SUPPLIED MATERIAL:
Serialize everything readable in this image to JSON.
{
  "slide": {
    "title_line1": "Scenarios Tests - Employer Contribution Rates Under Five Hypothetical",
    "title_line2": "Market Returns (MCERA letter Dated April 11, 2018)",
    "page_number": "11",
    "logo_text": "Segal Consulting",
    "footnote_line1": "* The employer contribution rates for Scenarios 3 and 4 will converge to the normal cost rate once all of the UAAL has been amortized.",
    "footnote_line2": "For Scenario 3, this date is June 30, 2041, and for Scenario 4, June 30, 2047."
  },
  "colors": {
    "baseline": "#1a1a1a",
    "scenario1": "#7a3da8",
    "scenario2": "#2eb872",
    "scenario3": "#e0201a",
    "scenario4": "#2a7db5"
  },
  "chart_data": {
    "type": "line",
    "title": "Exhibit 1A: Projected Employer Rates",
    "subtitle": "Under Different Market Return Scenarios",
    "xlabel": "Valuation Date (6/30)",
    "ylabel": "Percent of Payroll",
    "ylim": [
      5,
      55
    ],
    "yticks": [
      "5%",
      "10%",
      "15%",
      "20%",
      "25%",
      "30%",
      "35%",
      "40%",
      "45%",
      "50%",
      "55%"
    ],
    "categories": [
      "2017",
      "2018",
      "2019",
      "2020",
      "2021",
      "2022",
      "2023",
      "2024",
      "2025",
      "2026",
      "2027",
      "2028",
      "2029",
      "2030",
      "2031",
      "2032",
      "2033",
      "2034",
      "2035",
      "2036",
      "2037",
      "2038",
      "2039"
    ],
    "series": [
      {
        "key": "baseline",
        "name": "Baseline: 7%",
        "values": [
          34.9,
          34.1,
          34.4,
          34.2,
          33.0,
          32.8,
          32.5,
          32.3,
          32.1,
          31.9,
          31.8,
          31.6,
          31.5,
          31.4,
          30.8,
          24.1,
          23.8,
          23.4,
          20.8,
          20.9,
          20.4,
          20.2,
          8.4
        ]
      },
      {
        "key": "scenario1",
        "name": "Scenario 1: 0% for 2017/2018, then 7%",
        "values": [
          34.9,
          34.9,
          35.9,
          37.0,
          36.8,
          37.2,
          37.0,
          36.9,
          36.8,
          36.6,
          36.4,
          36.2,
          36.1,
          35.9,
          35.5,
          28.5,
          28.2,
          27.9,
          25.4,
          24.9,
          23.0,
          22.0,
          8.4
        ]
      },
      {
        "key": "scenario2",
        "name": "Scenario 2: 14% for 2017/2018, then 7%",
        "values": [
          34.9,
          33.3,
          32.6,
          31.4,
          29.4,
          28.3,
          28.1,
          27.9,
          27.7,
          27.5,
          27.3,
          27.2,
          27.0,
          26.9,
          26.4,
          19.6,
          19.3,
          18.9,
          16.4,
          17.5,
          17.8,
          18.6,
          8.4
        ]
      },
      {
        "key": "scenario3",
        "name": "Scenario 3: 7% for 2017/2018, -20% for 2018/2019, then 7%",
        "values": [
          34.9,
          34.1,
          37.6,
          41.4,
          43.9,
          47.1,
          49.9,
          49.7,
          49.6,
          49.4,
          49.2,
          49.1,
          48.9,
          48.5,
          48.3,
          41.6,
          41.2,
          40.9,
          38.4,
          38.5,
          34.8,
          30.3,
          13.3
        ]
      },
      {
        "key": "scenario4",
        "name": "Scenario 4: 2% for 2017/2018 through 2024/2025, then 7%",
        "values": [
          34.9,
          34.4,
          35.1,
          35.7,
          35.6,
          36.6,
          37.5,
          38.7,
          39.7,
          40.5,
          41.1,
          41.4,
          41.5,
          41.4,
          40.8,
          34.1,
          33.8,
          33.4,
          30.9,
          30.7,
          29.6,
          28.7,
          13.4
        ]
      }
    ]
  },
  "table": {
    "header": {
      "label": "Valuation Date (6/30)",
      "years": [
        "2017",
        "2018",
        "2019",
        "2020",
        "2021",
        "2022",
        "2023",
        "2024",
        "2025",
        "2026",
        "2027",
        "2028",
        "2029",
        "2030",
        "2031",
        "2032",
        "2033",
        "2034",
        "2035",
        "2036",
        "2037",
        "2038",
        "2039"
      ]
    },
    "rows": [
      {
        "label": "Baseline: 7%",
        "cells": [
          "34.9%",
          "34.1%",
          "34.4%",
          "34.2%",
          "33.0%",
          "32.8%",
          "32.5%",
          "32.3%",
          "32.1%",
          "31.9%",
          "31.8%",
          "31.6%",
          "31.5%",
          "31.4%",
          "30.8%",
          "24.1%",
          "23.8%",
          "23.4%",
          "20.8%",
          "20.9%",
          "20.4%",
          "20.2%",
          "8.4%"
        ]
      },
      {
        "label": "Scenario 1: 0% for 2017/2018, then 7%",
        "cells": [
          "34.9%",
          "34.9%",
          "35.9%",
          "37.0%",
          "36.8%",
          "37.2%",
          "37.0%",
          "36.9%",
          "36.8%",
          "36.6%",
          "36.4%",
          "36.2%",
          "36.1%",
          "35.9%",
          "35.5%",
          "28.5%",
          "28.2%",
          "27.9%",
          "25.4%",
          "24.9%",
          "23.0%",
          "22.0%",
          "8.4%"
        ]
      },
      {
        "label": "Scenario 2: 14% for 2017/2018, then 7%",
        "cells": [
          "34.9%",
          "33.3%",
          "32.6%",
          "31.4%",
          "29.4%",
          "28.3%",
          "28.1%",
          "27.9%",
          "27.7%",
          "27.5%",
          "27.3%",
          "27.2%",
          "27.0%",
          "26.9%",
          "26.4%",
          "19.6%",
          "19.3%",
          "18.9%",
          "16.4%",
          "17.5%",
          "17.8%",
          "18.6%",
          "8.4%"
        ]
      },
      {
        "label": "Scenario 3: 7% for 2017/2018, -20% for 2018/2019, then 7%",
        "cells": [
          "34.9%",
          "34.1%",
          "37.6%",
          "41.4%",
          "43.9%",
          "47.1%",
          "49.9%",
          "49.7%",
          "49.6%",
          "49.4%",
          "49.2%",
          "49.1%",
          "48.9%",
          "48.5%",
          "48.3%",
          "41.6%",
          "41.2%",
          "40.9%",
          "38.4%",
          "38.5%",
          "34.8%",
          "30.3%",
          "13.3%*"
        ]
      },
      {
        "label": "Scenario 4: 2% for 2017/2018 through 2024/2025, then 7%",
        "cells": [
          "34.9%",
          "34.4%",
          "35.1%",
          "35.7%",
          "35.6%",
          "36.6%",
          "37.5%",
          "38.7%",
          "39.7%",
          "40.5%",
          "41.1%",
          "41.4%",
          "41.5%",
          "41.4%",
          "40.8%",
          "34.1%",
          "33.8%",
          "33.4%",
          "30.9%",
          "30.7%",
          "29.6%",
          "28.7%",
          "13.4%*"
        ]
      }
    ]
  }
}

WHAT IS BEING ASKED:
Give the number of lines in the records above that contain the word "through". Reply with that number alone.

ANSWER TO THIS TASK:
2